WHAT TO WORK ON -
Identify every line containing the word "PARK" and reproduce each one.

=======

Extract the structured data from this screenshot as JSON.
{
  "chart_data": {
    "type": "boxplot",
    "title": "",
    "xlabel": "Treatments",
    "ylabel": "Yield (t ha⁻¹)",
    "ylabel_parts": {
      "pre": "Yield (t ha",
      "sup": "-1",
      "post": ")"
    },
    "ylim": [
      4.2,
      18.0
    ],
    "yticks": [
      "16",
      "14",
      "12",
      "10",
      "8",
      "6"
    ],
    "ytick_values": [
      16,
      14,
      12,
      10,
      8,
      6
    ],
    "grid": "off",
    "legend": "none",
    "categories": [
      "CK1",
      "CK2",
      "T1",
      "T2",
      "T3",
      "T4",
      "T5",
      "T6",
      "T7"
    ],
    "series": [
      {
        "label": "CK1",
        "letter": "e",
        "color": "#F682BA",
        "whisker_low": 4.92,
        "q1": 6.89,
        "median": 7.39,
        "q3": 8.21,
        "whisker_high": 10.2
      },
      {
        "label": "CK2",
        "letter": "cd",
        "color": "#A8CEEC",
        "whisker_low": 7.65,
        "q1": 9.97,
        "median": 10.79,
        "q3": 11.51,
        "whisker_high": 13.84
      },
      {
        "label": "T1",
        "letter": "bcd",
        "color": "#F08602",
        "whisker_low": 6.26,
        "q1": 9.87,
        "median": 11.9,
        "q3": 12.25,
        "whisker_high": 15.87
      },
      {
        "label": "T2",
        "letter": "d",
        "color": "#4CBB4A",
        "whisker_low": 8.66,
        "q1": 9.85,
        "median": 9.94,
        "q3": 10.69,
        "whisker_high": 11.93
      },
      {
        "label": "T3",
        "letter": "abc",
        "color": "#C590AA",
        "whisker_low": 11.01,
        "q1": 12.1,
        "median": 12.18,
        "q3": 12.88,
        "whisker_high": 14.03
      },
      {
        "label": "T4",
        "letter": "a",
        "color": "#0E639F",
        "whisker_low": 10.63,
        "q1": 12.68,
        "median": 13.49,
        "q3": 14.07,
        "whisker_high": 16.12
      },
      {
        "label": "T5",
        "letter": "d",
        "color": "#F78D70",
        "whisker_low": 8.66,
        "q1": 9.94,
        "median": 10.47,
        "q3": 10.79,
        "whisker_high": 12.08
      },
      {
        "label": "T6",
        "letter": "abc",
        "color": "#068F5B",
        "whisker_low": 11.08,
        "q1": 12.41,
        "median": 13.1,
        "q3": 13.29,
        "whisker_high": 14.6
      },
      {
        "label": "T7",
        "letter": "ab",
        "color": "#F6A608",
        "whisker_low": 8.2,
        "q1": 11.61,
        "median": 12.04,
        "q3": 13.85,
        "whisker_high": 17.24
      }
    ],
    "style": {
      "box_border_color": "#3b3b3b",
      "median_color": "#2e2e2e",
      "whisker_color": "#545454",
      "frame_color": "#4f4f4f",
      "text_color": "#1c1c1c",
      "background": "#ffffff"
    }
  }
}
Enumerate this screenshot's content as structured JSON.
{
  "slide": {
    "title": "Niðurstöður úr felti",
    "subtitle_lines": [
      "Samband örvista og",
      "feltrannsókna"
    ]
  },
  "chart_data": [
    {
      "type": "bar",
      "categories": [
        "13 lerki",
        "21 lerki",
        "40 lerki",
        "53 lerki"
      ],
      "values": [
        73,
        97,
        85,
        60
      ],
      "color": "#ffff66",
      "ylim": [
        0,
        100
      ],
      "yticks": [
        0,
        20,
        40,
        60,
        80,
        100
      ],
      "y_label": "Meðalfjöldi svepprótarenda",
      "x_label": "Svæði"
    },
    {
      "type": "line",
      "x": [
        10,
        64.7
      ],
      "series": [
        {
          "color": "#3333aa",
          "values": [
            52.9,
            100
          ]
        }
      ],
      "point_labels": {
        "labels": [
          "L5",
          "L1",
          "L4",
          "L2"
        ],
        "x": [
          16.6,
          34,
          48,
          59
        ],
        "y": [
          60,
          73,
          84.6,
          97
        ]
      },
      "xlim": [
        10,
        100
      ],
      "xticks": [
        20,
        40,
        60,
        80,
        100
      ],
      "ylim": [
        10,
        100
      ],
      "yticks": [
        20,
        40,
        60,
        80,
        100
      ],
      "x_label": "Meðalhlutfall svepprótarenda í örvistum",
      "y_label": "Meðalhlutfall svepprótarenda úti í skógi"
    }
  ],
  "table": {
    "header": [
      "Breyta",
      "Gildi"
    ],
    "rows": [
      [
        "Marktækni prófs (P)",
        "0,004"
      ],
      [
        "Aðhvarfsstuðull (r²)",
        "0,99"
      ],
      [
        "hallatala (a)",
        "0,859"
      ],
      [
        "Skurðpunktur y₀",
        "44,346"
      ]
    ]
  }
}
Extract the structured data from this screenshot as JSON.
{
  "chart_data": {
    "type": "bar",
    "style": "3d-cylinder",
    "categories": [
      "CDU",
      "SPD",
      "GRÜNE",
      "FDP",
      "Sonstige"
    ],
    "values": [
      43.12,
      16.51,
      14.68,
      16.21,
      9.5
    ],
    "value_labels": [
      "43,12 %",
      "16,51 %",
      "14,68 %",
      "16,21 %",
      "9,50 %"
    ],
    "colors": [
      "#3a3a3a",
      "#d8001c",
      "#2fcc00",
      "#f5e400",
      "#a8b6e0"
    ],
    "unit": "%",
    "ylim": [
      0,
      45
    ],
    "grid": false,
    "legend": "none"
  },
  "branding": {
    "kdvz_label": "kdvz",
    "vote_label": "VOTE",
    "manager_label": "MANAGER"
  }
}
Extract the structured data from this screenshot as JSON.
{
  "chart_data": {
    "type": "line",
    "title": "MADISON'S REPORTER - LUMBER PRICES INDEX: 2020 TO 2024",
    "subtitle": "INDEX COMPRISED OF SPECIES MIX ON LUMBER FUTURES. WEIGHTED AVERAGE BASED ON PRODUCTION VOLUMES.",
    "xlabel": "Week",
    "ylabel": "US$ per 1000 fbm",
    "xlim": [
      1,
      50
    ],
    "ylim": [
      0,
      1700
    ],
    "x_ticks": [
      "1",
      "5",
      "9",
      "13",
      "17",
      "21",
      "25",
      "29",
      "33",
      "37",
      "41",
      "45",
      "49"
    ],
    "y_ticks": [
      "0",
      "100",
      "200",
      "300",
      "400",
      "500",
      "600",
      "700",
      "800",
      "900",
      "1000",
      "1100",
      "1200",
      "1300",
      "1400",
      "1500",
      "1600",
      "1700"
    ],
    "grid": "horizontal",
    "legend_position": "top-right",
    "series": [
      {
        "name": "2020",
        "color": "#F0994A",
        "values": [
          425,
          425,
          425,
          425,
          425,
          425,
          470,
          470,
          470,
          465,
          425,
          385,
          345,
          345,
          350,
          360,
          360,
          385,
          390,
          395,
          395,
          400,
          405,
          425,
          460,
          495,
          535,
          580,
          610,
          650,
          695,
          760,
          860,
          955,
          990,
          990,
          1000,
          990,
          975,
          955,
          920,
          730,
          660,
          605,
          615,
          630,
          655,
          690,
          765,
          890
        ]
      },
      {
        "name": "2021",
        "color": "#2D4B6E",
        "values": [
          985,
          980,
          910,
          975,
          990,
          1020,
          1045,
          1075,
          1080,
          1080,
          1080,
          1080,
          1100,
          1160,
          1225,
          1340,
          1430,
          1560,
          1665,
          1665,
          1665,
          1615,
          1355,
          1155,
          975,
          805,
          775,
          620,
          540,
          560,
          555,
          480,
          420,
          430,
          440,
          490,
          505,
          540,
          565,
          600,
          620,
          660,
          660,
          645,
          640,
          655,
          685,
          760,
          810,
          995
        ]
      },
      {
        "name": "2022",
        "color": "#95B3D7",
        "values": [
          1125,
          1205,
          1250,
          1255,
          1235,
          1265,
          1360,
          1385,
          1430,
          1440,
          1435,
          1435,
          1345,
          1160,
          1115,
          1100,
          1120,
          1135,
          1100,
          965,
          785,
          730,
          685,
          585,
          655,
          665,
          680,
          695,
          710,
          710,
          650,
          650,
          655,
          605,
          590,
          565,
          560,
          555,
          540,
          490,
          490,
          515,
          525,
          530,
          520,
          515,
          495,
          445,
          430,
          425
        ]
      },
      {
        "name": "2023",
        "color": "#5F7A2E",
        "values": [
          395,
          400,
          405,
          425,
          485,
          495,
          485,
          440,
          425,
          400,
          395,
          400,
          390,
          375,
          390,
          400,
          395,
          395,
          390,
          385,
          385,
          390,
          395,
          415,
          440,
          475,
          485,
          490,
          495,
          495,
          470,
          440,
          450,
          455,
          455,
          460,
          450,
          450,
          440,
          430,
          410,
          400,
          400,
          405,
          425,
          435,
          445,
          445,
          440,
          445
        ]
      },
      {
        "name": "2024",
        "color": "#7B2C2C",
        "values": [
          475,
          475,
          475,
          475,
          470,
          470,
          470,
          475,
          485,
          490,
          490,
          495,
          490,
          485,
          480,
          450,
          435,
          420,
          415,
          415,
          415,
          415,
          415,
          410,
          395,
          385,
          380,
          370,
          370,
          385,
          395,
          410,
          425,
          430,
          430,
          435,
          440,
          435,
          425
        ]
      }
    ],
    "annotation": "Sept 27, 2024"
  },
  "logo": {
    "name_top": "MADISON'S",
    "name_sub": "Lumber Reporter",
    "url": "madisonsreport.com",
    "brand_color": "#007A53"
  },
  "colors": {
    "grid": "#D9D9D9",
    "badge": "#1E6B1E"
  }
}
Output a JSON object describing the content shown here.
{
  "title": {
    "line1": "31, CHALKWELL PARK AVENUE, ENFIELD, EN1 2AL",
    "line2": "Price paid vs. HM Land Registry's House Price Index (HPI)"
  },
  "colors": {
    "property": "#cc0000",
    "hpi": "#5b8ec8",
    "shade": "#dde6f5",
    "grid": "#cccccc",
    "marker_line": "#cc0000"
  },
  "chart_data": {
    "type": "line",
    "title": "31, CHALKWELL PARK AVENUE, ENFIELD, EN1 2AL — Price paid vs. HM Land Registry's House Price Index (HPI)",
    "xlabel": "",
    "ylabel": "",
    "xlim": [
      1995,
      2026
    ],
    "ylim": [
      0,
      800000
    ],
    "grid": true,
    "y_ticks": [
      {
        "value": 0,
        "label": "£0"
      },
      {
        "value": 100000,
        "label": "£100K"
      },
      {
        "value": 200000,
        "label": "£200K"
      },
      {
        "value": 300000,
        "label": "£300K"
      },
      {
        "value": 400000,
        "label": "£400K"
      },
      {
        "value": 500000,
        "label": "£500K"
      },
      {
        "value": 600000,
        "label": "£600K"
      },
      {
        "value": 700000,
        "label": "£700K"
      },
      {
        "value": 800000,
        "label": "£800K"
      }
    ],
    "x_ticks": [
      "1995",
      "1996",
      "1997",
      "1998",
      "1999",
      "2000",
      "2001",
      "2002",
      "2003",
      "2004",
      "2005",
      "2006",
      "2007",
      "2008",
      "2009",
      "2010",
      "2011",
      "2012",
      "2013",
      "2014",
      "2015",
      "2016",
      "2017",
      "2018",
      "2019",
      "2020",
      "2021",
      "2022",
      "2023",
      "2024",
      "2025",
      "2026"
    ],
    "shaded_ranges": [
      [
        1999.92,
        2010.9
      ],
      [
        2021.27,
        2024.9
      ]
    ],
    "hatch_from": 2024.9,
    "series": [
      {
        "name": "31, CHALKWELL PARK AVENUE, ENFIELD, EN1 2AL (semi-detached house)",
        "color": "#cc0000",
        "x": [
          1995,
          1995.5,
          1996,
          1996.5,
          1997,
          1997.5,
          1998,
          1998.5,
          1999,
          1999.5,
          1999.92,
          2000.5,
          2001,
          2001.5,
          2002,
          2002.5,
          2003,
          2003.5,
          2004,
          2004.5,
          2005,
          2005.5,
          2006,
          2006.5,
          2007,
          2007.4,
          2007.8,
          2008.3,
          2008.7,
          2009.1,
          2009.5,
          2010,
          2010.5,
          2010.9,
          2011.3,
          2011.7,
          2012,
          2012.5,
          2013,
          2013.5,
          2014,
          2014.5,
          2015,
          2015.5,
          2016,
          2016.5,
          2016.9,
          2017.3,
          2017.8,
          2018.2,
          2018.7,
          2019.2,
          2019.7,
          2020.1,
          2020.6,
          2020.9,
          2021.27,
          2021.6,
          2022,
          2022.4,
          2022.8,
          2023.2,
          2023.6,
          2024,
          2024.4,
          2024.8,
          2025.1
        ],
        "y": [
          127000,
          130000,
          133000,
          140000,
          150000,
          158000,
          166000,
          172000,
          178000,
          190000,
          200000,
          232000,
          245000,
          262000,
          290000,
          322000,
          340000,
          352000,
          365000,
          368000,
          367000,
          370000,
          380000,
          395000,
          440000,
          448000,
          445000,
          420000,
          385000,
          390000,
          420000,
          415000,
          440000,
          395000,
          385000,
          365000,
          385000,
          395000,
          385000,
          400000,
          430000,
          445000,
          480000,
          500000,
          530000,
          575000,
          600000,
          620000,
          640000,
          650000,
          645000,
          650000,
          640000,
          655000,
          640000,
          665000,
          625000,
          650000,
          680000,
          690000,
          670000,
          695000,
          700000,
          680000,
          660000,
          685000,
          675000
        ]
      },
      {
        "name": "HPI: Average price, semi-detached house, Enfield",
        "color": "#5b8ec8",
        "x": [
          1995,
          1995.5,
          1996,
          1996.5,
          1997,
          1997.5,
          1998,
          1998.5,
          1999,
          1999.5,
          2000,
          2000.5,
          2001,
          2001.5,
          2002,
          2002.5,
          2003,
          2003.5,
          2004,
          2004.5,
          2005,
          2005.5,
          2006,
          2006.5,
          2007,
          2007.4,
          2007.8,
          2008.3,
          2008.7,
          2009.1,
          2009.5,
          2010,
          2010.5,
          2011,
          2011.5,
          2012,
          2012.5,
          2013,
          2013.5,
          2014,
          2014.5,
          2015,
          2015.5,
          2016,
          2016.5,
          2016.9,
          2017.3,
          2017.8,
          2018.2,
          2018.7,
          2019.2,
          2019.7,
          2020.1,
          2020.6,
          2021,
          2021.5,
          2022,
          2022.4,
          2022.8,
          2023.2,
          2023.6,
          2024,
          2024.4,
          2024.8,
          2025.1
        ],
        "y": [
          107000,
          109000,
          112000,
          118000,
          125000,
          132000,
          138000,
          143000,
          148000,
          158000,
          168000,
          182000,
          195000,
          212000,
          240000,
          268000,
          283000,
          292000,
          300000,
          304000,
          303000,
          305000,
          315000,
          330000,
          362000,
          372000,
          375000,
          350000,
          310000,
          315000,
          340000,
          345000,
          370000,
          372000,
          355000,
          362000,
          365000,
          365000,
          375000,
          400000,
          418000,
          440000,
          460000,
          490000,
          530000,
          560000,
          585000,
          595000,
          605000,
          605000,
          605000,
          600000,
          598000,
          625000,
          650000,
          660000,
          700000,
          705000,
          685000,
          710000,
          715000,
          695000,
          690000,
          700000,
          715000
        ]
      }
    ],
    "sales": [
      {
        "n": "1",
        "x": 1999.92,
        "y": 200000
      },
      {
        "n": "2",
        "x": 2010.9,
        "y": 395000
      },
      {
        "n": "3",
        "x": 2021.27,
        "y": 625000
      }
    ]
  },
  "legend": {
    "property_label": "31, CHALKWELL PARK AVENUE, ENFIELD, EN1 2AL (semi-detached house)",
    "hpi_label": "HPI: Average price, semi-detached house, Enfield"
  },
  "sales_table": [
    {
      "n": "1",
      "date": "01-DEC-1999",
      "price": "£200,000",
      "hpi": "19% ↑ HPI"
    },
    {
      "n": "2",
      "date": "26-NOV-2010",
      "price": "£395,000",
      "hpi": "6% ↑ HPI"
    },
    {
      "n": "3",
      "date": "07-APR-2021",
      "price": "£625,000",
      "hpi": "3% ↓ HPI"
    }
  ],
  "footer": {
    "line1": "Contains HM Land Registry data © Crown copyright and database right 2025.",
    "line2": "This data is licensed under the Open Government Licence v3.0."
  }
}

=======

EXERCISE RESPONSE -
    "line1": "31, CHALKWELL PARK AVENUE, ENFIELD, EN1 2AL",
    "title": "31, CHALKWELL PARK AVENUE, ENFIELD, EN1 2AL — Price paid vs. HM Land Registry's House Price Index (HPI)",
        "name": "31, CHALKWELL PARK AVENUE, ENFIELD, EN1 2AL (semi-detached house)",
    "property_label": "31, CHALKWELL PARK AVENUE, ENFIELD, EN1 2AL (semi-detached house)",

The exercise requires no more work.